Reproduce the listing word for word, leaving every picture behind.

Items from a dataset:
========

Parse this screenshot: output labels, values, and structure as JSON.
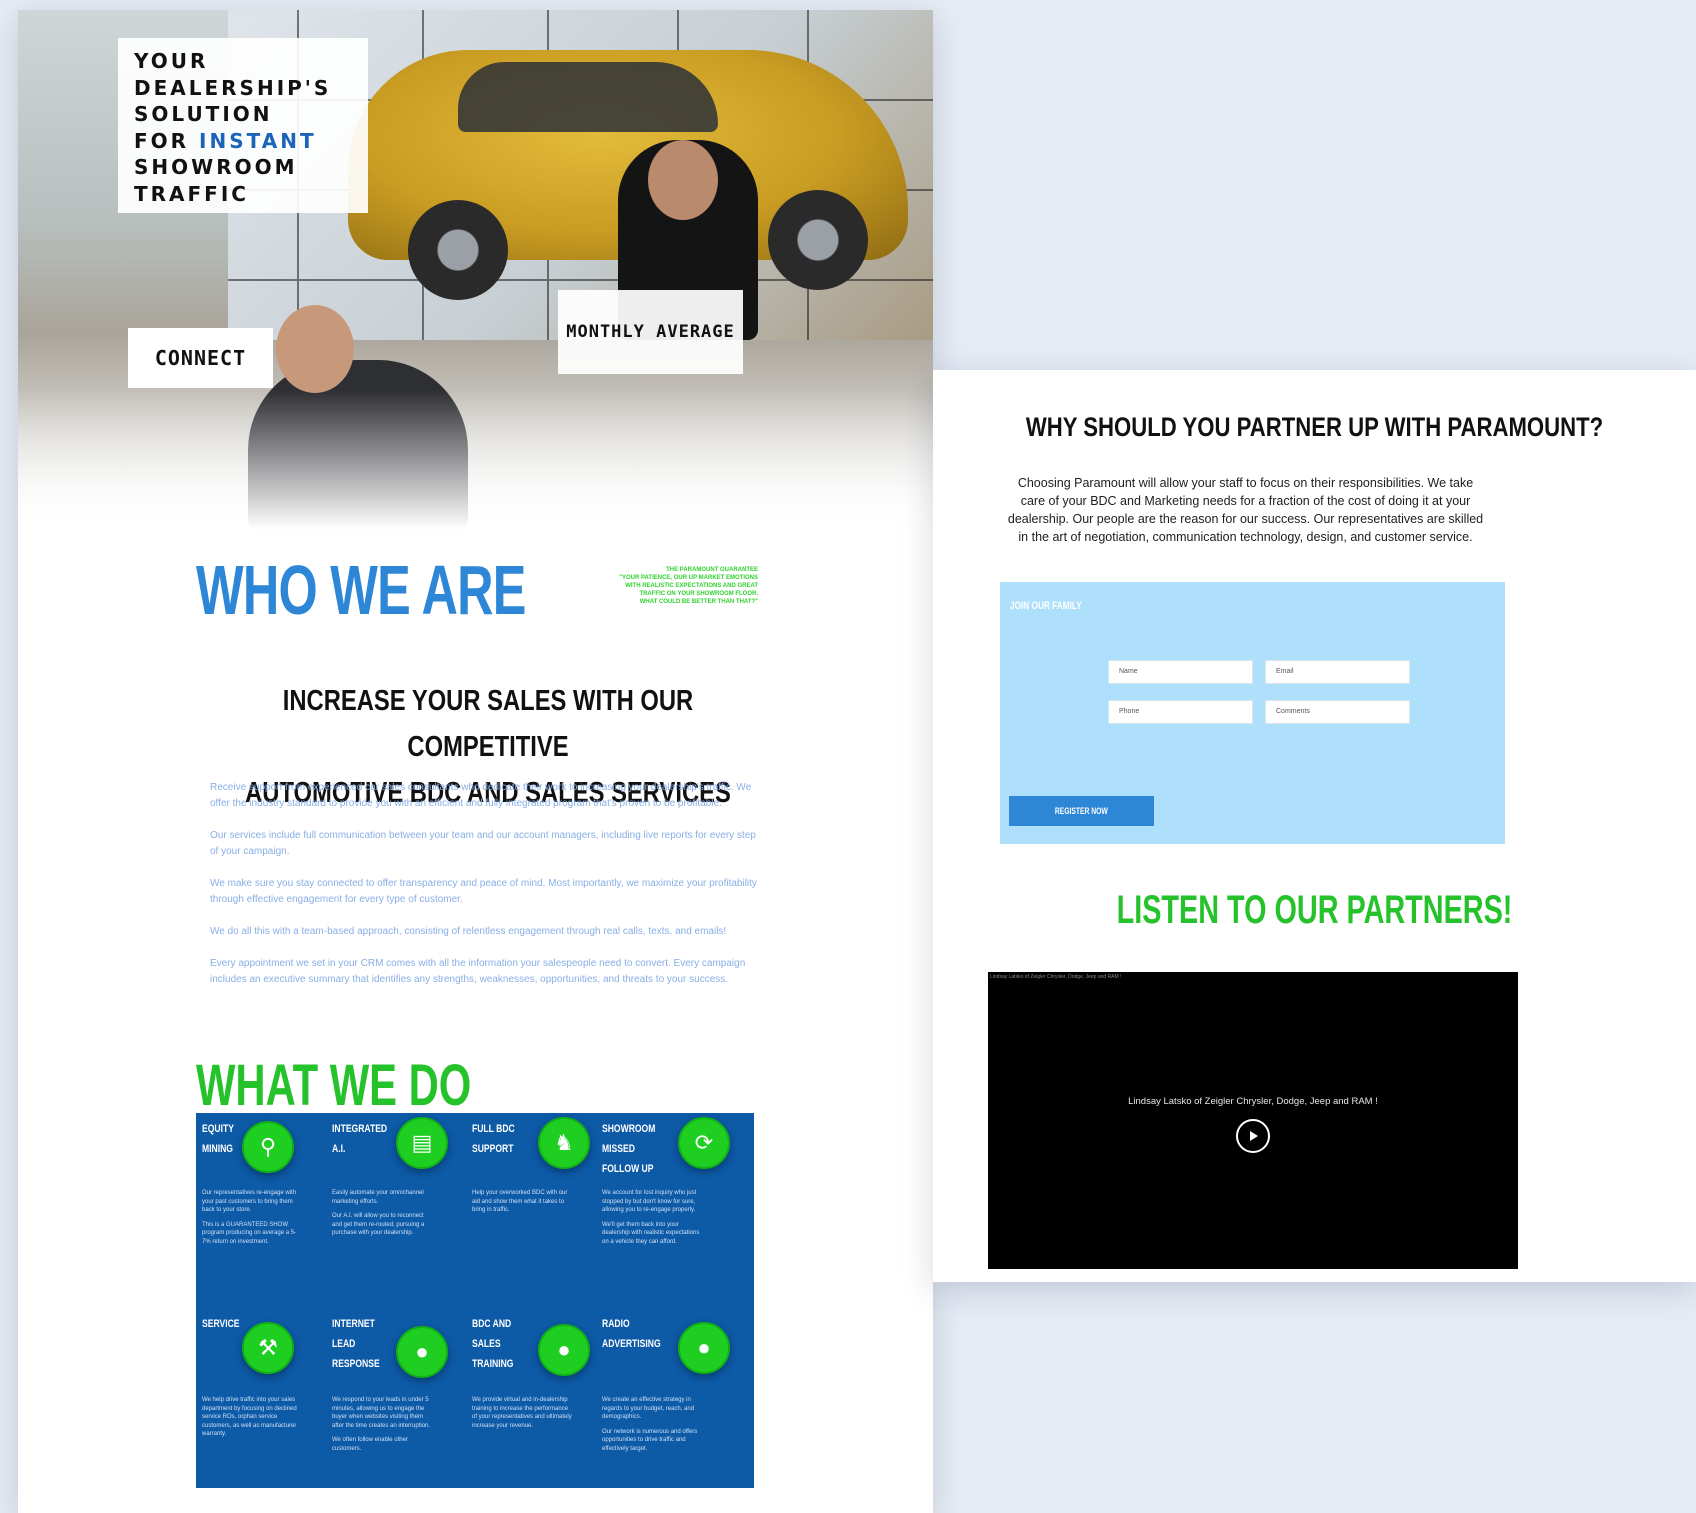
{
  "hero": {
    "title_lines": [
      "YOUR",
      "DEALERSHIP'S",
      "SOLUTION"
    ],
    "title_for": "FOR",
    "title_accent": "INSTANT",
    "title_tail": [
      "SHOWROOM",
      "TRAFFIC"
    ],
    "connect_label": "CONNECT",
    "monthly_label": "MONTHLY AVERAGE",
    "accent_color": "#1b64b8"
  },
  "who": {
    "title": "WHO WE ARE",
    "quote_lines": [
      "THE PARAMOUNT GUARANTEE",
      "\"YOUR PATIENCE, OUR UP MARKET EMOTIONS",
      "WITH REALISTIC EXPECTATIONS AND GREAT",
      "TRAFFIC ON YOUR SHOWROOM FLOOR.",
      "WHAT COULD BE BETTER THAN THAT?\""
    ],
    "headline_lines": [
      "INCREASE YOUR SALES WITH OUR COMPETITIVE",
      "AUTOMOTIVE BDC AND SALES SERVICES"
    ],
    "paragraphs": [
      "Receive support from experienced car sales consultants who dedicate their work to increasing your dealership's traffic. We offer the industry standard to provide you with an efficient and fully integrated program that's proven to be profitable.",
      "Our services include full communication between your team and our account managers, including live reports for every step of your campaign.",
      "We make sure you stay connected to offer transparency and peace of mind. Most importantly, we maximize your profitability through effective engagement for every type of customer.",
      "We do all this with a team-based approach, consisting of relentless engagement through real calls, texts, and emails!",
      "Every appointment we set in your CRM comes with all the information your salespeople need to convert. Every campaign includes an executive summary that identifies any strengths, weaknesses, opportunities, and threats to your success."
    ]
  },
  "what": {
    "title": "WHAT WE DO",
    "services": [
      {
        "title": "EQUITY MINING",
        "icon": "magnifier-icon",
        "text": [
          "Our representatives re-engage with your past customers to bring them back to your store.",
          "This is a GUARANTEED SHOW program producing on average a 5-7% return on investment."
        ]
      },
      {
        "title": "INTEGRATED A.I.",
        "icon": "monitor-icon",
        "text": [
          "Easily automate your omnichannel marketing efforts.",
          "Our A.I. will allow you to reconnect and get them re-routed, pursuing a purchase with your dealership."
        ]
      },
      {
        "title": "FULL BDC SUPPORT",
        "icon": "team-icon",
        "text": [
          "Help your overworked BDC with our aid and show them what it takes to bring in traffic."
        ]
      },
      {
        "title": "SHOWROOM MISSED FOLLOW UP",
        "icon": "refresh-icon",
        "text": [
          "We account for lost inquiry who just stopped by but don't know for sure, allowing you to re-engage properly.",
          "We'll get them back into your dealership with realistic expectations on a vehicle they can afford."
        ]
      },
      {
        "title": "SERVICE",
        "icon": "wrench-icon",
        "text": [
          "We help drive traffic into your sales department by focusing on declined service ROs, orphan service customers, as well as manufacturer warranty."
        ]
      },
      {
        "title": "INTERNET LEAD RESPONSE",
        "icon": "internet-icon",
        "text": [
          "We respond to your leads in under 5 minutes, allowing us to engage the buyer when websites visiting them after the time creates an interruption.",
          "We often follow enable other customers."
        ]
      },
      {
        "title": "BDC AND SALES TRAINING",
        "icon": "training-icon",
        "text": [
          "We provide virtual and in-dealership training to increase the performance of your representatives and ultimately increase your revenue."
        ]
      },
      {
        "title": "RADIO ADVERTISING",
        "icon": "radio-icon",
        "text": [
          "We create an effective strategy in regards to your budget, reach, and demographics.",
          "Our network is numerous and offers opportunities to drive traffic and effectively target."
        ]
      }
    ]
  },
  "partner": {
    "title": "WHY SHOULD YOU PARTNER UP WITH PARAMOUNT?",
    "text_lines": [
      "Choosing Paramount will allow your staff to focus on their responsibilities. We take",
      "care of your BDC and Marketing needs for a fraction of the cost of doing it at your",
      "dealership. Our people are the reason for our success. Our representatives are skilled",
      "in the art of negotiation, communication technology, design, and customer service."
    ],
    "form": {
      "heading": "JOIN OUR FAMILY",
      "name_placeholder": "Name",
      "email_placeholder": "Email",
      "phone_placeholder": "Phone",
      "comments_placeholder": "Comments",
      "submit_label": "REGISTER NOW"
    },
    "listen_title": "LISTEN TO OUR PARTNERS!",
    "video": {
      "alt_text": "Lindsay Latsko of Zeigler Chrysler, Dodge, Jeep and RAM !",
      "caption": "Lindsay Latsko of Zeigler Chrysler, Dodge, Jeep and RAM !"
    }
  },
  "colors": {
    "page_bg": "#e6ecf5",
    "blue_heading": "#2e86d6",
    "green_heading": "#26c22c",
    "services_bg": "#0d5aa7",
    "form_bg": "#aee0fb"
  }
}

========

→ WRITTEN REPLY
Parse this screenshot: output labels, values, and structure as JSON.
{
  "hero": {
    "title_lines": [
      "YOUR",
      "DEALERSHIP'S",
      "SOLUTION"
    ],
    "title_for": "FOR",
    "title_accent": "INSTANT",
    "title_tail": [
      "SHOWROOM",
      "TRAFFIC"
    ],
    "connect_label": "CONNECT",
    "monthly_label": "MONTHLY AVERAGE",
    "accent_color": "#1b64b8"
  },
  "who": {
    "title": "WHO WE ARE",
    "quote_lines": [
      "THE PARAMOUNT GUARANTEE",
      "\"YOUR PATIENCE, OUR UP MARKET EMOTIONS",
      "WITH REALISTIC EXPECTATIONS AND GREAT",
      "TRAFFIC ON YOUR SHOWROOM FLOOR.",
      "WHAT COULD BE BETTER THAN THAT?\""
    ],
    "headline_lines": [
      "INCREASE YOUR SALES WITH OUR COMPETITIVE",
      "AUTOMOTIVE BDC AND SALES SERVICES"
    ],
    "paragraphs": [
      "Receive support from experienced car sales consultants who dedicate their work to increasing your dealership's traffic. We offer the industry standard to provide you with an efficient and fully integrated program that's proven to be profitable.",
      "Our services include full communication between your team and our account managers, including live reports for every step of your campaign.",
      "We make sure you stay connected to offer transparency and peace of mind. Most importantly, we maximize your profitability through effective engagement for every type of customer.",
      "We do all this with a team-based approach, consisting of relentless engagement through real calls, texts, and emails!",
      "Every appointment we set in your CRM comes with all the information your salespeople need to convert. Every campaign includes an executive summary that identifies any strengths, weaknesses, opportunities, and threats to your success."
    ]
  },
  "what": {
    "title": "WHAT WE DO",
    "services": [
      {
        "title": "EQUITY MINING",
        "icon": "magnifier-icon",
        "text": [
          "Our representatives re-engage with your past customers to bring them back to your store.",
          "This is a GUARANTEED SHOW program producing on average a 5-7% return on investment."
        ]
      },
      {
        "title": "INTEGRATED A.I.",
        "icon": "monitor-icon",
        "text": [
          "Easily automate your omnichannel marketing efforts.",
          "Our A.I. will allow you to reconnect and get them re-routed, pursuing a purchase with your dealership."
        ]
      },
      {
        "title": "FULL BDC SUPPORT",
        "icon": "team-icon",
        "text": [
          "Help your overworked BDC with our aid and show them what it takes to bring in traffic."
        ]
      },
      {
        "title": "SHOWROOM MISSED FOLLOW UP",
        "icon": "refresh-icon",
        "text": [
          "We account for lost inquiry who just stopped by but don't know for sure, allowing you to re-engage properly.",
          "We'll get them back into your dealership with realistic expectations on a vehicle they can afford."
        ]
      },
      {
        "title": "SERVICE",
        "icon": "wrench-icon",
        "text": [
          "We help drive traffic into your sales department by focusing on declined service ROs, orphan service customers, as well as manufacturer warranty."
        ]
      },
      {
        "title": "INTERNET LEAD RESPONSE",
        "icon": "internet-icon",
        "text": [
          "We respond to your leads in under 5 minutes, allowing us to engage the buyer when websites visiting them after the time creates an interruption.",
          "We often follow enable other customers."
        ]
      },
      {
        "title": "BDC AND SALES TRAINING",
        "icon": "training-icon",
        "text": [
          "We provide virtual and in-dealership training to increase the performance of your representatives and ultimately increase your revenue."
        ]
      },
      {
        "title": "RADIO ADVERTISING",
        "icon": "radio-icon",
        "text": [
          "We create an effective strategy in regards to your budget, reach, and demographics.",
          "Our network is numerous and offers opportunities to drive traffic and effectively target."
        ]
      }
    ]
  },
  "partner": {
    "title": "WHY SHOULD YOU PARTNER UP WITH PARAMOUNT?",
    "text_lines": [
      "Choosing Paramount will allow your staff to focus on their responsibilities. We take",
      "care of your BDC and Marketing needs for a fraction of the cost of doing it at your",
      "dealership. Our people are the reason for our success. Our representatives are skilled",
      "in the art of negotiation, communication technology, design, and customer service."
    ],
    "form": {
      "heading": "JOIN OUR FAMILY",
      "name_placeholder": "Name",
      "email_placeholder": "Email",
      "phone_placeholder": "Phone",
      "comments_placeholder": "Comments",
      "submit_label": "REGISTER NOW"
    },
    "listen_title": "LISTEN TO OUR PARTNERS!",
    "video": {
      "alt_text": "Lindsay Latsko of Zeigler Chrysler, Dodge, Jeep and RAM !",
      "caption": "Lindsay Latsko of Zeigler Chrysler, Dodge, Jeep and RAM !"
    }
  },
  "colors": {
    "page_bg": "#e6ecf5",
    "blue_heading": "#2e86d6",
    "green_heading": "#26c22c",
    "services_bg": "#0d5aa7",
    "form_bg": "#aee0fb"
  }
}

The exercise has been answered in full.